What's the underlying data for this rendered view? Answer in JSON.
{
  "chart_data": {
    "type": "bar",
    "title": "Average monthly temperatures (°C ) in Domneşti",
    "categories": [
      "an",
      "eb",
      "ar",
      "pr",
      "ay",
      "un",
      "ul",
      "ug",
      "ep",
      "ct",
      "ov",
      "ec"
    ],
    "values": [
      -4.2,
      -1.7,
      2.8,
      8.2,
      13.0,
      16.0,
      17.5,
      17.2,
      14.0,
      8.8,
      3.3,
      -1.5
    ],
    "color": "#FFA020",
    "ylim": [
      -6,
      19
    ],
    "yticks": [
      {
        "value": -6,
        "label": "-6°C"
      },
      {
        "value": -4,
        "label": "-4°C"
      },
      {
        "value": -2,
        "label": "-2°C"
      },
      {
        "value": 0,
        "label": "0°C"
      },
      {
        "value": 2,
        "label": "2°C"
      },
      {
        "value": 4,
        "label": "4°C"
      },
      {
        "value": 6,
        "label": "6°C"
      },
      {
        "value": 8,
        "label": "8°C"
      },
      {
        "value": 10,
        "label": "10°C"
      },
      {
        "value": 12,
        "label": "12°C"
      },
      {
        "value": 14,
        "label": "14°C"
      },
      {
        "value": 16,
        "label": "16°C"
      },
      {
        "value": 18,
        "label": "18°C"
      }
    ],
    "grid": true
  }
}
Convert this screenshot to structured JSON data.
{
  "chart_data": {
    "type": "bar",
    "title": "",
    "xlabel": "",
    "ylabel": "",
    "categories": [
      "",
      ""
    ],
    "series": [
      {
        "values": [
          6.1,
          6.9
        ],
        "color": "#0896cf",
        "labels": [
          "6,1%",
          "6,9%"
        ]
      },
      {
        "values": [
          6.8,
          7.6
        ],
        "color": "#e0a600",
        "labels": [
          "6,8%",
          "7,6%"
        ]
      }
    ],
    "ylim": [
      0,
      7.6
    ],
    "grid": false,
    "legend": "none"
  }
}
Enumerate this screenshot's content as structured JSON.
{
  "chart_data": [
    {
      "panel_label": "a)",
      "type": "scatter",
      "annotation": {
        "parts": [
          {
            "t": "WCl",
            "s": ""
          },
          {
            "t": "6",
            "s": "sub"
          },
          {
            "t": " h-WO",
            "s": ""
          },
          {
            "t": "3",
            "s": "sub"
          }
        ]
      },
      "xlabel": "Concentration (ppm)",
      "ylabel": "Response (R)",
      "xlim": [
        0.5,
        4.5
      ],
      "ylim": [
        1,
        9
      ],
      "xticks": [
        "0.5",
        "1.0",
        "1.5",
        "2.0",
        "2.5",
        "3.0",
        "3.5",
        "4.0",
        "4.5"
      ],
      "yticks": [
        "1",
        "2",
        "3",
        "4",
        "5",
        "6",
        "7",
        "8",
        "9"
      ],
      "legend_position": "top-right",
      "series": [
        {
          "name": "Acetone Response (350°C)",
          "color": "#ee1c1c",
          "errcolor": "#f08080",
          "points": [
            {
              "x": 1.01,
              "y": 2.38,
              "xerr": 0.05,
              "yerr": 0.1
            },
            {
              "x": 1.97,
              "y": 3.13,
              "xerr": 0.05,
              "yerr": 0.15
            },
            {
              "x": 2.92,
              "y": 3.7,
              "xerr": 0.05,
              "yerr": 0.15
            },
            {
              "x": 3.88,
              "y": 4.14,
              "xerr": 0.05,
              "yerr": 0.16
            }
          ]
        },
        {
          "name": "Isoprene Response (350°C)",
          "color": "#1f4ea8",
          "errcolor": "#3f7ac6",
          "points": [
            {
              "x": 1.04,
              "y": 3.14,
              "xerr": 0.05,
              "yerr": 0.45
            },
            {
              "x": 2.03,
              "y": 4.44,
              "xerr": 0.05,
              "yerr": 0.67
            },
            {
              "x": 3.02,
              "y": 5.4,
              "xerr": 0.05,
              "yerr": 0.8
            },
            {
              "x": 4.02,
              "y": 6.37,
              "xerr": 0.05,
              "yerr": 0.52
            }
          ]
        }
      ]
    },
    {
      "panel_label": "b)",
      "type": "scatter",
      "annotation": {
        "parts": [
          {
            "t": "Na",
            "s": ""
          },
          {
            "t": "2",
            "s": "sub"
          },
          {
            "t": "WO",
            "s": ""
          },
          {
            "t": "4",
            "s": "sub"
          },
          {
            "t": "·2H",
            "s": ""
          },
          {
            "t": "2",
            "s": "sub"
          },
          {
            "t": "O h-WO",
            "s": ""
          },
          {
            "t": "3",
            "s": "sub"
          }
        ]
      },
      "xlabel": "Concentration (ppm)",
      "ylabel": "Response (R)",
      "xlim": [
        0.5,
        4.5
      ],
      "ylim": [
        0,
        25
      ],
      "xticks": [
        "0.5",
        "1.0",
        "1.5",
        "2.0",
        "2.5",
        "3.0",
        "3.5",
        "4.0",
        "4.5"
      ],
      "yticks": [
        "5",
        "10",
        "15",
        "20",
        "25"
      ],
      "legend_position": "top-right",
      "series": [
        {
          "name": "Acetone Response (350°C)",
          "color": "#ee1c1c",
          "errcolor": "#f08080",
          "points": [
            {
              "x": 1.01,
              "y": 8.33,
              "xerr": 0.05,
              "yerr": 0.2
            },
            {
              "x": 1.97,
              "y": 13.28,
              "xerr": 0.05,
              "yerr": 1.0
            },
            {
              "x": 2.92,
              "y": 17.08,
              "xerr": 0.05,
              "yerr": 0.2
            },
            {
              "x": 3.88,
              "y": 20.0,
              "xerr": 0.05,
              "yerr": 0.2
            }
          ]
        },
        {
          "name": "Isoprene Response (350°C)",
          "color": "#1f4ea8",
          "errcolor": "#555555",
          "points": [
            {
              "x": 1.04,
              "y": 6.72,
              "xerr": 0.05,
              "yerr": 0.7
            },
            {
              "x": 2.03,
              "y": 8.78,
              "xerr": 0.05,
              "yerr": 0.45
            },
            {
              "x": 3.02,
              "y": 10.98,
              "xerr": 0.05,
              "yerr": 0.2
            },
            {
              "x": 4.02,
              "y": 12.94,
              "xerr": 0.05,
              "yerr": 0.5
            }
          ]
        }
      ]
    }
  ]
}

◇ ◇ ◇

= REQUIREMENT =
Print the material verbatim, all of it.

= EXERCISE OUTPUT =
What's the underlying data for this rendered view? Answer in JSON.
{
  "chart_data": {
    "type": "bar",
    "title": "Average monthly temperatures (°C ) in Domneşti",
    "categories": [
      "an",
      "eb",
      "ar",
      "pr",
      "ay",
      "un",
      "ul",
      "ug",
      "ep",
      "ct",
      "ov",
      "ec"
    ],
    "values": [
      -4.2,
      -1.7,
      2.8,
      8.2,
      13.0,
      16.0,
      17.5,
      17.2,
      14.0,
      8.8,
      3.3,
      -1.5
    ],
    "color": "#FFA020",
    "ylim": [
      -6,
      19
    ],
    "yticks": [
      {
        "value": -6,
        "label": "-6°C"
      },
      {
        "value": -4,
        "label": "-4°C"
      },
      {
        "value": -2,
        "label": "-2°C"
      },
      {
        "value": 0,
        "label": "0°C"
      },
      {
        "value": 2,
        "label": "2°C"
      },
      {
        "value": 4,
        "label": "4°C"
      },
      {
        "value": 6,
        "label": "6°C"
      },
      {
        "value": 8,
        "label": "8°C"
      },
      {
        "value": 10,
        "label": "10°C"
      },
      {
        "value": 12,
        "label": "12°C"
      },
      {
        "value": 14,
        "label": "14°C"
      },
      {
        "value": 16,
        "label": "16°C"
      },
      {
        "value": 18,
        "label": "18°C"
      }
    ],
    "grid": true
  }
}
Convert this screenshot to structured JSON data.
{
  "chart_data": {
    "type": "bar",
    "title": "",
    "xlabel": "",
    "ylabel": "",
    "categories": [
      "",
      ""
    ],
    "series": [
      {
        "values": [
          6.1,
          6.9
        ],
        "color": "#0896cf",
        "labels": [
          "6,1%",
          "6,9%"
        ]
      },
      {
        "values": [
          6.8,
          7.6
        ],
        "color": "#e0a600",
        "labels": [
          "6,8%",
          "7,6%"
        ]
      }
    ],
    "ylim": [
      0,
      7.6
    ],
    "grid": false,
    "legend": "none"
  }
}
Enumerate this screenshot's content as structured JSON.
{
  "chart_data": [
    {
      "panel_label": "a)",
      "type": "scatter",
      "annotation": {
        "parts": [
          {
            "t": "WCl",
            "s": ""
          },
          {
            "t": "6",
            "s": "sub"
          },
          {
            "t": " h-WO",
            "s": ""
          },
          {
            "t": "3",
            "s": "sub"
          }
        ]
      },
      "xlabel": "Concentration (ppm)",
      "ylabel": "Response (R)",
      "xlim": [
        0.5,
        4.5
      ],
      "ylim": [
        1,
        9
      ],
      "xticks": [
        "0.5",
        "1.0",
        "1.5",
        "2.0",
        "2.5",
        "3.0",
        "3.5",
        "4.0",
        "4.5"
      ],
      "yticks": [
        "1",
        "2",
        "3",
        "4",
        "5",
        "6",
        "7",
        "8",
        "9"
      ],
      "legend_position": "top-right",
      "series": [
        {
          "name": "Acetone Response (350°C)",
          "color": "#ee1c1c",
          "errcolor": "#f08080",
          "points": [
            {
              "x": 1.01,
              "y": 2.38,
              "xerr": 0.05,
              "yerr": 0.1
            },
            {
              "x": 1.97,
              "y": 3.13,
              "xerr": 0.05,
              "yerr": 0.15
            },
            {
              "x": 2.92,
              "y": 3.7,
              "xerr": 0.05,
              "yerr": 0.15
            },
            {
              "x": 3.88,
              "y": 4.14,
              "xerr": 0.05,
              "yerr": 0.16
            }
          ]
        },
        {
          "name": "Isoprene Response (350°C)",
          "color": "#1f4ea8",
          "errcolor": "#3f7ac6",
          "points": [
            {
              "x": 1.04,
              "y": 3.14,
              "xerr": 0.05,
              "yerr": 0.45
            },
            {
              "x": 2.03,
              "y": 4.44,
              "xerr": 0.05,
              "yerr": 0.67
            },
            {
              "x": 3.02,
              "y": 5.4,
              "xerr": 0.05,
              "yerr": 0.8
            },
            {
              "x": 4.02,
              "y": 6.37,
              "xerr": 0.05,
              "yerr": 0.52
            }
          ]
        }
      ]
    },
    {
      "panel_label": "b)",
      "type": "scatter",
      "annotation": {
        "parts": [
          {
            "t": "Na",
            "s": ""
          },
          {
            "t": "2",
            "s": "sub"
          },
          {
            "t": "WO",
            "s": ""
          },
          {
            "t": "4",
            "s": "sub"
          },
          {
            "t": "·2H",
            "s": ""
          },
          {
            "t": "2",
            "s": "sub"
          },
          {
            "t": "O h-WO",
            "s": ""
          },
          {
            "t": "3",
            "s": "sub"
          }
        ]
      },
      "xlabel": "Concentration (ppm)",
      "ylabel": "Response (R)",
      "xlim": [
        0.5,
        4.5
      ],
      "ylim": [
        0,
        25
      ],
      "xticks": [
        "0.5",
        "1.0",
        "1.5",
        "2.0",
        "2.5",
        "3.0",
        "3.5",
        "4.0",
        "4.5"
      ],
      "yticks": [
        "5",
        "10",
        "15",
        "20",
        "25"
      ],
      "legend_position": "top-right",
      "series": [
        {
          "name": "Acetone Response (350°C)",
          "color": "#ee1c1c",
          "errcolor": "#f08080",
          "points": [
            {
              "x": 1.01,
              "y": 8.33,
              "xerr": 0.05,
              "yerr": 0.2
            },
            {
              "x": 1.97,
              "y": 13.28,
              "xerr": 0.05,
              "yerr": 1.0
            },
            {
              "x": 2.92,
              "y": 17.08,
              "xerr": 0.05,
              "yerr": 0.2
            },
            {
              "x": 3.88,
              "y": 20.0,
              "xerr": 0.05,
              "yerr": 0.2
            }
          ]
        },
        {
          "name": "Isoprene Response (350°C)",
          "color": "#1f4ea8",
          "errcolor": "#555555",
          "points": [
            {
              "x": 1.04,
              "y": 6.72,
              "xerr": 0.05,
              "yerr": 0.7
            },
            {
              "x": 2.03,
              "y": 8.78,
              "xerr": 0.05,
              "yerr": 0.45
            },
            {
              "x": 3.02,
              "y": 10.98,
              "xerr": 0.05,
              "yerr": 0.2
            },
            {
              "x": 4.02,
              "y": 12.94,
              "xerr": 0.05,
              "yerr": 0.5
            }
          ]
        }
      ]
    }
  ]
}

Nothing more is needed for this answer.